(Dataset listings of figures)
__________

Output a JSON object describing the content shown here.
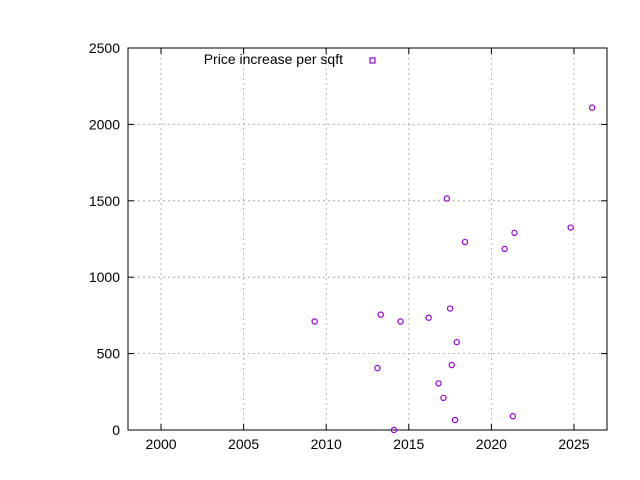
{
  "chart_data": {
    "type": "scatter",
    "title": "",
    "xlabel": "",
    "ylabel": "",
    "xlim": [
      1998,
      2027
    ],
    "ylim": [
      0,
      2500
    ],
    "xticks": [
      2000,
      2005,
      2010,
      2015,
      2020,
      2025
    ],
    "yticks": [
      0,
      500,
      1000,
      1500,
      2000,
      2500
    ],
    "grid": true,
    "legend": {
      "position": "top-left"
    },
    "series": [
      {
        "name": "Price increase per sqft",
        "color": "#9400d3",
        "marker": "circle",
        "points": [
          [
            2009.3,
            710
          ],
          [
            2013.1,
            405
          ],
          [
            2013.3,
            755
          ],
          [
            2014.1,
            0
          ],
          [
            2014.5,
            710
          ],
          [
            2016.2,
            735
          ],
          [
            2016.8,
            305
          ],
          [
            2017.1,
            210
          ],
          [
            2017.3,
            1515
          ],
          [
            2017.5,
            795
          ],
          [
            2017.6,
            425
          ],
          [
            2017.8,
            65
          ],
          [
            2017.9,
            575
          ],
          [
            2018.4,
            1230
          ],
          [
            2020.8,
            1185
          ],
          [
            2021.3,
            90
          ],
          [
            2021.4,
            1290
          ],
          [
            2024.8,
            1325
          ],
          [
            2026.1,
            2110
          ]
        ]
      }
    ]
  }
}
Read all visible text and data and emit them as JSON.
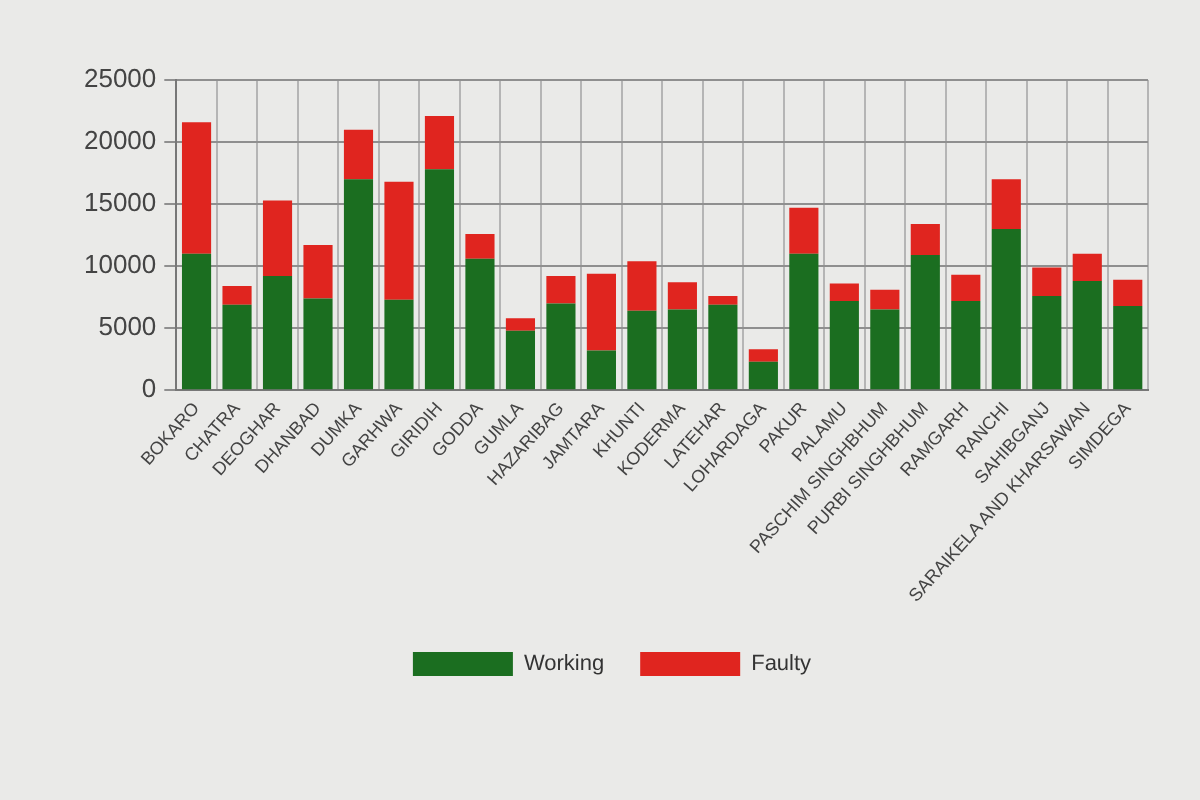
{
  "chart_data": {
    "type": "bar",
    "stacked": true,
    "categories": [
      "BOKARO",
      "CHATRA",
      "DEOGHAR",
      "DHANBAD",
      "DUMKA",
      "GARHWA",
      "GIRIDIH",
      "GODDA",
      "GUMLA",
      "HAZARIBAG",
      "JAMTARA",
      "KHUNTI",
      "KODERMA",
      "LATEHAR",
      "LOHARDAGA",
      "PAKUR",
      "PALAMU",
      "PASCHIM SINGHBHUM",
      "PURBI SINGHBHUM",
      "RAMGARH",
      "RANCHI",
      "SAHIBGANJ",
      "SARAIKELA AND KHARSAWAN",
      "SIMDEGA"
    ],
    "series": [
      {
        "name": "Working",
        "color": "#1b6e20",
        "values": [
          11000,
          6900,
          9200,
          7400,
          17000,
          7300,
          17800,
          10600,
          4800,
          7000,
          3200,
          6400,
          6500,
          6900,
          2300,
          11000,
          7200,
          6500,
          10900,
          7200,
          13000,
          7600,
          8800,
          6800
        ]
      },
      {
        "name": "Faulty",
        "color": "#e0251f",
        "values": [
          10600,
          1500,
          6100,
          4300,
          4000,
          9500,
          4300,
          2000,
          1000,
          2200,
          6200,
          4000,
          2200,
          700,
          1000,
          3700,
          1400,
          1600,
          2500,
          2100,
          4000,
          2300,
          2200,
          2100
        ]
      }
    ],
    "ylim": [
      0,
      25000
    ],
    "yticks": [
      0,
      5000,
      10000,
      15000,
      20000,
      25000
    ],
    "grid": true,
    "legend": "bottom"
  }
}
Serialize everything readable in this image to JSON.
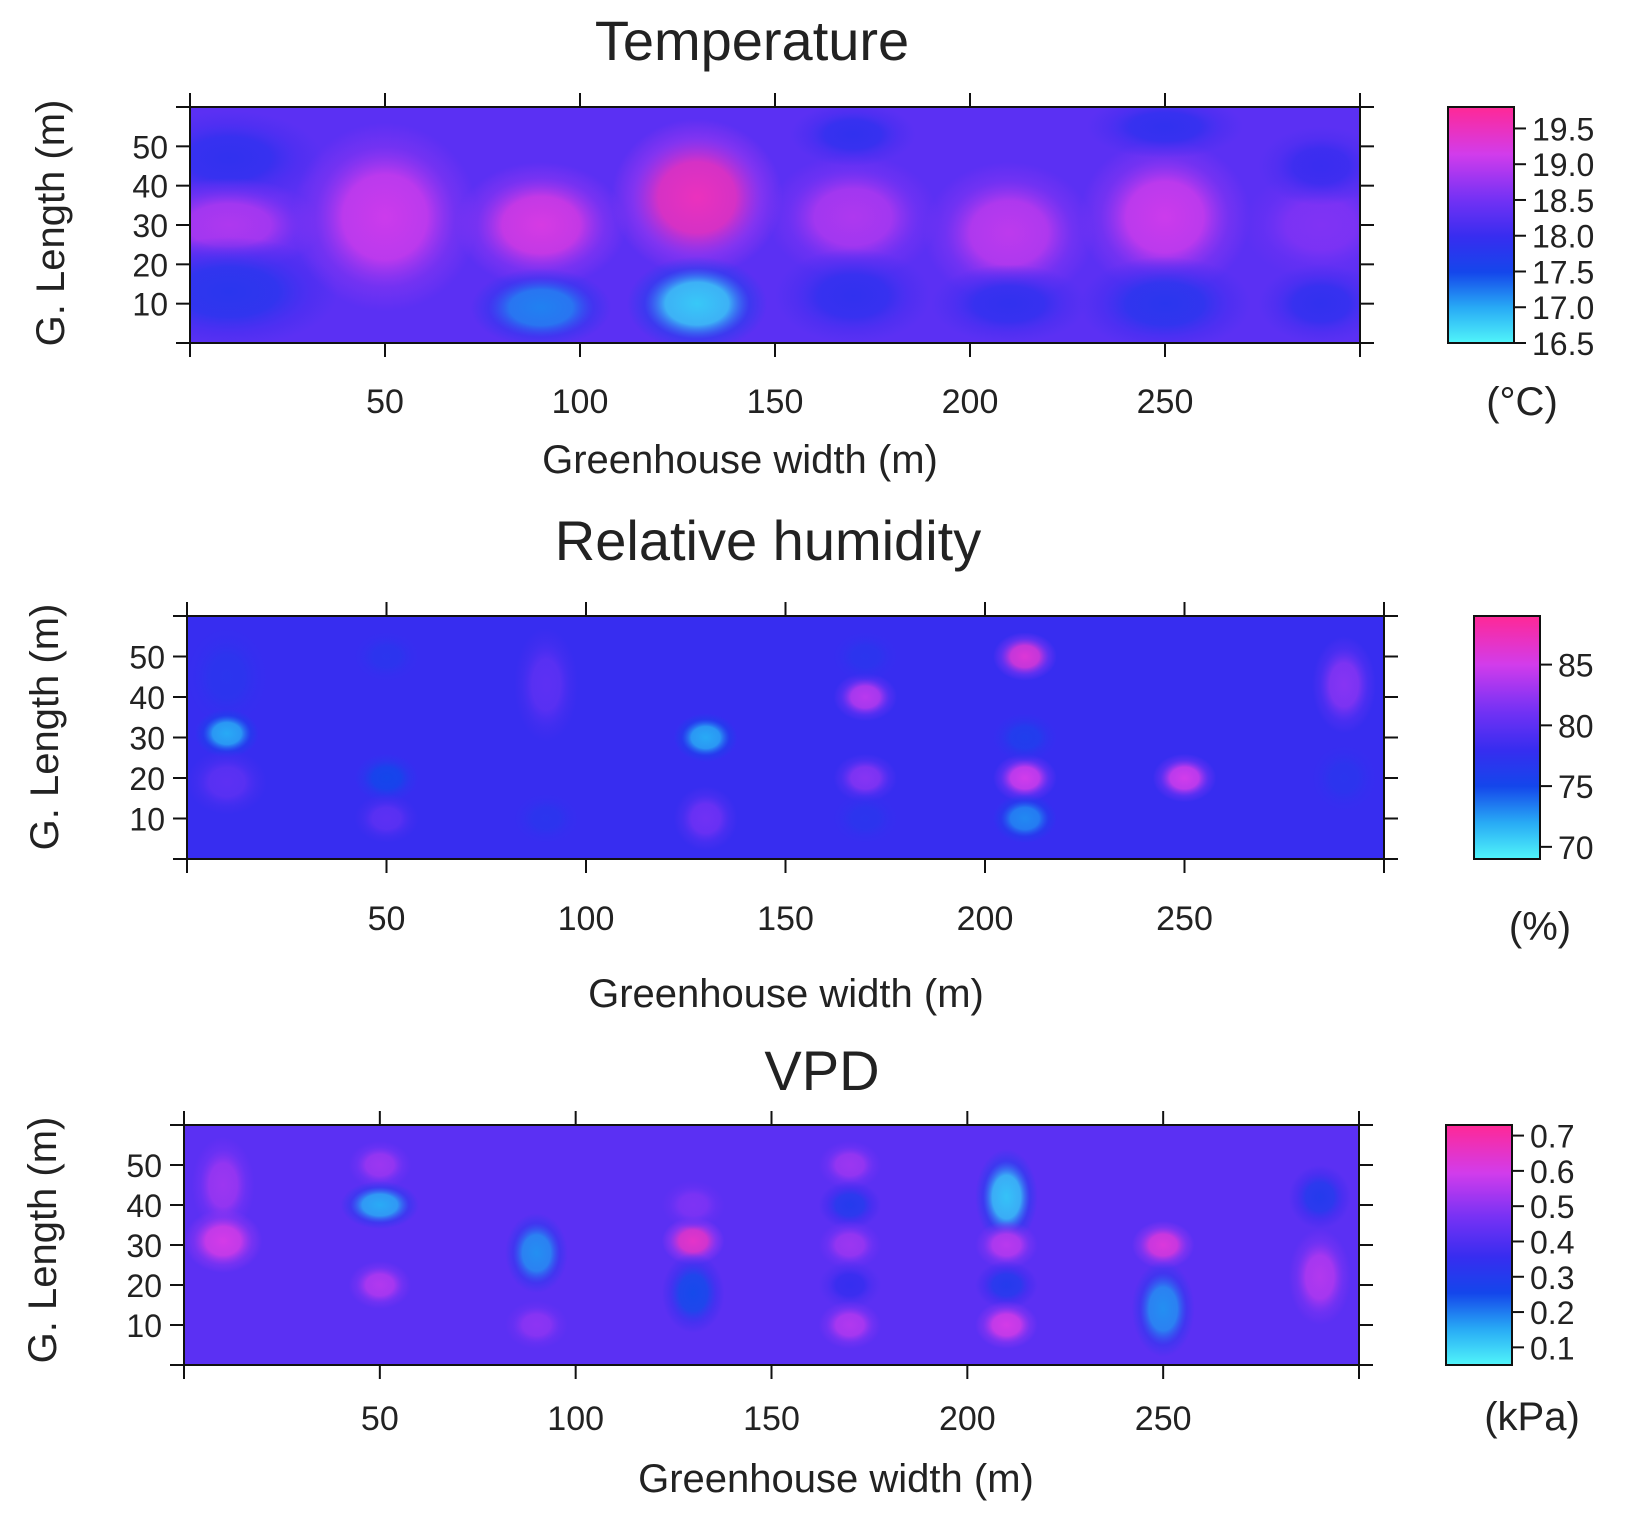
{
  "chart_data": [
    {
      "type": "heatmap",
      "title": "Temperature",
      "xlabel": "Greenhouse width (m)",
      "ylabel": "G. Length (m)",
      "xlim": [
        0,
        300
      ],
      "ylim": [
        0,
        60
      ],
      "xticks": [
        50,
        100,
        150,
        200,
        250
      ],
      "yticks": [
        10,
        20,
        30,
        40,
        50
      ],
      "grid": false,
      "colorbar": {
        "unit": "(°C)",
        "range": [
          16.5,
          19.8
        ],
        "ticks": [
          "19.5",
          "19.0",
          "18.5",
          "18.0",
          "17.5",
          "17.0",
          "16.5"
        ],
        "tick_values": [
          19.5,
          19.0,
          18.5,
          18.0,
          17.5,
          17.0,
          16.5
        ]
      },
      "background_value": 18.3,
      "hotspots": [
        {
          "x": 10,
          "y": 47,
          "value": 17.9,
          "sx": 12,
          "sy": 6
        },
        {
          "x": 10,
          "y": 30,
          "value": 18.9,
          "sx": 12,
          "sy": 6
        },
        {
          "x": 10,
          "y": 13,
          "value": 17.8,
          "sx": 14,
          "sy": 7
        },
        {
          "x": 50,
          "y": 32,
          "value": 19.1,
          "sx": 12,
          "sy": 12
        },
        {
          "x": 90,
          "y": 30,
          "value": 19.2,
          "sx": 11,
          "sy": 8
        },
        {
          "x": 90,
          "y": 9,
          "value": 17.2,
          "sx": 9,
          "sy": 5
        },
        {
          "x": 130,
          "y": 37,
          "value": 19.5,
          "sx": 11,
          "sy": 10
        },
        {
          "x": 130,
          "y": 10,
          "value": 16.8,
          "sx": 9,
          "sy": 6
        },
        {
          "x": 170,
          "y": 32,
          "value": 18.9,
          "sx": 11,
          "sy": 8
        },
        {
          "x": 170,
          "y": 12,
          "value": 17.9,
          "sx": 10,
          "sy": 6
        },
        {
          "x": 170,
          "y": 53,
          "value": 17.9,
          "sx": 8,
          "sy": 4
        },
        {
          "x": 210,
          "y": 28,
          "value": 19.0,
          "sx": 11,
          "sy": 9
        },
        {
          "x": 210,
          "y": 10,
          "value": 17.9,
          "sx": 10,
          "sy": 5
        },
        {
          "x": 250,
          "y": 32,
          "value": 19.1,
          "sx": 11,
          "sy": 10
        },
        {
          "x": 250,
          "y": 10,
          "value": 17.8,
          "sx": 11,
          "sy": 6
        },
        {
          "x": 250,
          "y": 55,
          "value": 17.9,
          "sx": 10,
          "sy": 4
        },
        {
          "x": 290,
          "y": 30,
          "value": 18.6,
          "sx": 10,
          "sy": 7
        },
        {
          "x": 290,
          "y": 45,
          "value": 18.0,
          "sx": 8,
          "sy": 5
        },
        {
          "x": 290,
          "y": 10,
          "value": 17.9,
          "sx": 8,
          "sy": 5
        }
      ]
    },
    {
      "type": "heatmap",
      "title": "Relative humidity",
      "xlabel": "Greenhouse width (m)",
      "ylabel": "G. Length (m)",
      "xlim": [
        0,
        300
      ],
      "ylim": [
        0,
        60
      ],
      "xticks": [
        50,
        100,
        150,
        200,
        250
      ],
      "yticks": [
        10,
        20,
        30,
        40,
        50
      ],
      "grid": false,
      "colorbar": {
        "unit": "(%)",
        "range": [
          69,
          89
        ],
        "ticks": [
          "85",
          "80",
          "75",
          "70"
        ],
        "tick_values": [
          85,
          80,
          75,
          70
        ]
      },
      "background_value": 78,
      "hotspots": [
        {
          "x": 10,
          "y": 45,
          "value": 77,
          "sx": 5,
          "sy": 6
        },
        {
          "x": 10,
          "y": 31,
          "value": 72,
          "sx": 4,
          "sy": 3
        },
        {
          "x": 10,
          "y": 19,
          "value": 80,
          "sx": 5,
          "sy": 4
        },
        {
          "x": 50,
          "y": 50,
          "value": 77,
          "sx": 4,
          "sy": 3
        },
        {
          "x": 50,
          "y": 20,
          "value": 75,
          "sx": 4,
          "sy": 3
        },
        {
          "x": 50,
          "y": 10,
          "value": 80,
          "sx": 4,
          "sy": 3
        },
        {
          "x": 90,
          "y": 43,
          "value": 80,
          "sx": 4,
          "sy": 7
        },
        {
          "x": 90,
          "y": 10,
          "value": 77,
          "sx": 4,
          "sy": 3
        },
        {
          "x": 130,
          "y": 30,
          "value": 72,
          "sx": 4,
          "sy": 3
        },
        {
          "x": 130,
          "y": 10,
          "value": 81,
          "sx": 4,
          "sy": 4
        },
        {
          "x": 170,
          "y": 40,
          "value": 84,
          "sx": 4,
          "sy": 3
        },
        {
          "x": 170,
          "y": 20,
          "value": 82,
          "sx": 4,
          "sy": 3
        },
        {
          "x": 170,
          "y": 50,
          "value": 77,
          "sx": 4,
          "sy": 3
        },
        {
          "x": 170,
          "y": 10,
          "value": 77,
          "sx": 4,
          "sy": 3
        },
        {
          "x": 210,
          "y": 50,
          "value": 86,
          "sx": 4,
          "sy": 3
        },
        {
          "x": 210,
          "y": 20,
          "value": 85,
          "sx": 4,
          "sy": 3
        },
        {
          "x": 210,
          "y": 30,
          "value": 76,
          "sx": 4,
          "sy": 3
        },
        {
          "x": 210,
          "y": 10,
          "value": 73,
          "sx": 4,
          "sy": 3
        },
        {
          "x": 250,
          "y": 20,
          "value": 85,
          "sx": 4,
          "sy": 3
        },
        {
          "x": 290,
          "y": 43,
          "value": 82,
          "sx": 4,
          "sy": 6
        },
        {
          "x": 290,
          "y": 20,
          "value": 77,
          "sx": 4,
          "sy": 4
        }
      ]
    },
    {
      "type": "heatmap",
      "title": "VPD",
      "xlabel": "Greenhouse width (m)",
      "ylabel": "G. Length (m)",
      "xlim": [
        0,
        300
      ],
      "ylim": [
        0,
        60
      ],
      "xticks": [
        50,
        100,
        150,
        200,
        250
      ],
      "yticks": [
        10,
        20,
        30,
        40,
        50
      ],
      "grid": false,
      "colorbar": {
        "unit": "(kPa)",
        "range": [
          0.05,
          0.73
        ],
        "ticks": [
          "0.7",
          "0.6",
          "0.5",
          "0.4",
          "0.3",
          "0.2",
          "0.1"
        ],
        "tick_values": [
          0.7,
          0.6,
          0.5,
          0.4,
          0.3,
          0.2,
          0.1
        ]
      },
      "background_value": 0.42,
      "hotspots": [
        {
          "x": 10,
          "y": 45,
          "value": 0.52,
          "sx": 4,
          "sy": 6
        },
        {
          "x": 10,
          "y": 31,
          "value": 0.6,
          "sx": 5,
          "sy": 4
        },
        {
          "x": 50,
          "y": 50,
          "value": 0.52,
          "sx": 4,
          "sy": 3
        },
        {
          "x": 50,
          "y": 40,
          "value": 0.15,
          "sx": 5,
          "sy": 3
        },
        {
          "x": 50,
          "y": 20,
          "value": 0.55,
          "sx": 4,
          "sy": 3
        },
        {
          "x": 90,
          "y": 28,
          "value": 0.18,
          "sx": 4,
          "sy": 5
        },
        {
          "x": 90,
          "y": 10,
          "value": 0.5,
          "sx": 4,
          "sy": 3
        },
        {
          "x": 130,
          "y": 31,
          "value": 0.65,
          "sx": 4,
          "sy": 3
        },
        {
          "x": 130,
          "y": 40,
          "value": 0.48,
          "sx": 4,
          "sy": 3
        },
        {
          "x": 130,
          "y": 18,
          "value": 0.25,
          "sx": 4,
          "sy": 5
        },
        {
          "x": 170,
          "y": 50,
          "value": 0.52,
          "sx": 4,
          "sy": 3
        },
        {
          "x": 170,
          "y": 40,
          "value": 0.3,
          "sx": 4,
          "sy": 3
        },
        {
          "x": 170,
          "y": 30,
          "value": 0.52,
          "sx": 4,
          "sy": 3
        },
        {
          "x": 170,
          "y": 20,
          "value": 0.35,
          "sx": 4,
          "sy": 3
        },
        {
          "x": 170,
          "y": 10,
          "value": 0.55,
          "sx": 4,
          "sy": 3
        },
        {
          "x": 210,
          "y": 42,
          "value": 0.12,
          "sx": 4,
          "sy": 6
        },
        {
          "x": 210,
          "y": 30,
          "value": 0.56,
          "sx": 4,
          "sy": 3
        },
        {
          "x": 210,
          "y": 20,
          "value": 0.3,
          "sx": 4,
          "sy": 3
        },
        {
          "x": 210,
          "y": 10,
          "value": 0.6,
          "sx": 4,
          "sy": 3
        },
        {
          "x": 250,
          "y": 30,
          "value": 0.62,
          "sx": 4,
          "sy": 3
        },
        {
          "x": 250,
          "y": 14,
          "value": 0.18,
          "sx": 4,
          "sy": 6
        },
        {
          "x": 290,
          "y": 42,
          "value": 0.3,
          "sx": 4,
          "sy": 4
        },
        {
          "x": 290,
          "y": 22,
          "value": 0.55,
          "sx": 4,
          "sy": 6
        }
      ]
    }
  ]
}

__________

Brief
Using the listing above, return all lines where the word "SINGHBHUM" occurs.

Solved exercise
      "PASCHIM SINGHBHUM",
      "PURBI SINGHBHUM",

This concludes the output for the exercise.